THE PROBLEM: Which lines below hold the word "event"? Report each one.

Figure dataset records:
════════

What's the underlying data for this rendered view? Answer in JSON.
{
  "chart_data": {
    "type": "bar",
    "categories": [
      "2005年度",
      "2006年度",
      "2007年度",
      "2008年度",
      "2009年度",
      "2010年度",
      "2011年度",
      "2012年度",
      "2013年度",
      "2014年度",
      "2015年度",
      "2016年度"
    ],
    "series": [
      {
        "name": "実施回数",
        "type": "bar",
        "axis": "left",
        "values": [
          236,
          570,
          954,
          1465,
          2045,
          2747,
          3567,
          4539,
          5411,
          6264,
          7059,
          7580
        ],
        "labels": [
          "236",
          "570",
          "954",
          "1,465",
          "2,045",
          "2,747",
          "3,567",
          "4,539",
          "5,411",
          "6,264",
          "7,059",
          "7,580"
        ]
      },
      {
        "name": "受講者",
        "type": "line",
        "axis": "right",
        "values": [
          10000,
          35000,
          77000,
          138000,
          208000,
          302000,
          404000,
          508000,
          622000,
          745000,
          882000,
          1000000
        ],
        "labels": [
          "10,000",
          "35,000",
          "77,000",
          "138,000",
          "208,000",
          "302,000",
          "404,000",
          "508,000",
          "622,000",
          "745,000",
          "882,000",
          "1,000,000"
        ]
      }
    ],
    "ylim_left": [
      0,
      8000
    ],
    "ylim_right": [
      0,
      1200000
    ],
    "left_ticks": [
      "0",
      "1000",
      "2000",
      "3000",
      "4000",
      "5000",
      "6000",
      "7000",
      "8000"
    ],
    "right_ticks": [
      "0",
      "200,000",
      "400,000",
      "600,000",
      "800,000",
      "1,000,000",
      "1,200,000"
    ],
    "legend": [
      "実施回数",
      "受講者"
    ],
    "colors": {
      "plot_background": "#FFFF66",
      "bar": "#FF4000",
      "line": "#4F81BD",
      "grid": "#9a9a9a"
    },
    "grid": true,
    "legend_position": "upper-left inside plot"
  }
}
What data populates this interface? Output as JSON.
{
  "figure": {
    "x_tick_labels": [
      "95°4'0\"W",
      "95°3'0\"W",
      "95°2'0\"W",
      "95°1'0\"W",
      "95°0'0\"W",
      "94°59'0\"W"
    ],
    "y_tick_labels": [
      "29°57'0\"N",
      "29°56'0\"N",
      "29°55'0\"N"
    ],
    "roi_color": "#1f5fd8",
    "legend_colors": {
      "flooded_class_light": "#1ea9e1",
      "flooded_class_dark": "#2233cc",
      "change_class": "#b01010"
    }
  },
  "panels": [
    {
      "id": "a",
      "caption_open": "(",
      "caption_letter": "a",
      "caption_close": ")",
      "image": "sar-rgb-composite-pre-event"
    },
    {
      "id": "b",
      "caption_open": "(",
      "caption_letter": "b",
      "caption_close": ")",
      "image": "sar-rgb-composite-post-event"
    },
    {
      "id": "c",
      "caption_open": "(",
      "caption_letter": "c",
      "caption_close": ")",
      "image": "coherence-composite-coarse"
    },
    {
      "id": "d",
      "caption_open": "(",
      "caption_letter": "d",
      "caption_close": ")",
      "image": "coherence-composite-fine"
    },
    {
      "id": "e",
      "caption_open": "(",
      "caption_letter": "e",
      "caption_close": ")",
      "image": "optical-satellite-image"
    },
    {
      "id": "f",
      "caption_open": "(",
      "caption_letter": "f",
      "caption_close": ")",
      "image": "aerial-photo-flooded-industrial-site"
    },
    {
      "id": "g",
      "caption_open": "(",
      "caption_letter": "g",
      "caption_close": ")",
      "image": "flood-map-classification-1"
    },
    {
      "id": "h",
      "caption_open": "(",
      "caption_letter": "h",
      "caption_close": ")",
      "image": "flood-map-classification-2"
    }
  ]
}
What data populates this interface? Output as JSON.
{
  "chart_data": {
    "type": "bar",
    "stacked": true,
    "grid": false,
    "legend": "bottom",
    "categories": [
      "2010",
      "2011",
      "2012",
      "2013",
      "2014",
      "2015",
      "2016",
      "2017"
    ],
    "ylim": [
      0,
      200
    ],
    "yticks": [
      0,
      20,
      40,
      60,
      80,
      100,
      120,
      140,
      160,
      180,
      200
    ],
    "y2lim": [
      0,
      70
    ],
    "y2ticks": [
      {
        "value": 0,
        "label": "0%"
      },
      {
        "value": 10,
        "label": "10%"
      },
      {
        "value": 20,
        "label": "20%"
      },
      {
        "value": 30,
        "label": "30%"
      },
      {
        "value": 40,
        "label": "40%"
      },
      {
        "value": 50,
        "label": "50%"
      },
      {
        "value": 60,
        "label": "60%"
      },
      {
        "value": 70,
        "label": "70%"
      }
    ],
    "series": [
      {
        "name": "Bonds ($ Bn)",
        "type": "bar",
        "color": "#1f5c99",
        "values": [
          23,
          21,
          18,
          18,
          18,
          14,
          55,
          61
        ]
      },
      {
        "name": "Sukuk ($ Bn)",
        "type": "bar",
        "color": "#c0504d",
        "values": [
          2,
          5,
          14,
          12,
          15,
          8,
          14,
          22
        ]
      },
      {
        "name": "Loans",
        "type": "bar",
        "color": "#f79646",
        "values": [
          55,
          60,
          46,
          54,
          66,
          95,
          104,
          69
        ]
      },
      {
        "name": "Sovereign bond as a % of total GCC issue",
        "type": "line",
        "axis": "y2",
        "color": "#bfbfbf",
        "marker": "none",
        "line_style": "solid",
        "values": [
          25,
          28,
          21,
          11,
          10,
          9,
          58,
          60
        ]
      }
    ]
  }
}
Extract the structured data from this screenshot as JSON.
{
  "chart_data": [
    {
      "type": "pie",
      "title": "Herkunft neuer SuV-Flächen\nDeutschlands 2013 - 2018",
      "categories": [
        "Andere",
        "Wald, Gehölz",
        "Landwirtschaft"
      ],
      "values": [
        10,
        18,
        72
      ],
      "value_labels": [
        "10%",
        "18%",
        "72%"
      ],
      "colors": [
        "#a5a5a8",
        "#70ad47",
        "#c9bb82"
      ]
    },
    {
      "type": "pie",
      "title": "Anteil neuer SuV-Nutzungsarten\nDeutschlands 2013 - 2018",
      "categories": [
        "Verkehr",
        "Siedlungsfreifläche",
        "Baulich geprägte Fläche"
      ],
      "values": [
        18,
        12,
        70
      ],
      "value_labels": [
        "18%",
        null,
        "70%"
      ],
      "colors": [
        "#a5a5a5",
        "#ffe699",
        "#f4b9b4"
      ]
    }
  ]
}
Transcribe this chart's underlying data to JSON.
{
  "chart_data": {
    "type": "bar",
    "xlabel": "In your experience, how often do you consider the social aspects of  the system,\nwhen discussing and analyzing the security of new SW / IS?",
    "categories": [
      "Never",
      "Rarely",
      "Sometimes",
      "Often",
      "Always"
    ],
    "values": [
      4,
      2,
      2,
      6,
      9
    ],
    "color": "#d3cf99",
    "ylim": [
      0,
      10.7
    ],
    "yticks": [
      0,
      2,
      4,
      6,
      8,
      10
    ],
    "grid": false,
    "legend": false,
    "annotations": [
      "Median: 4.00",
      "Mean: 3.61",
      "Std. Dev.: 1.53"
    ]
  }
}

════════

TASK ANSWER:
      "image": "sar-rgb-composite-pre-event"
      "image": "sar-rgb-composite-post-event"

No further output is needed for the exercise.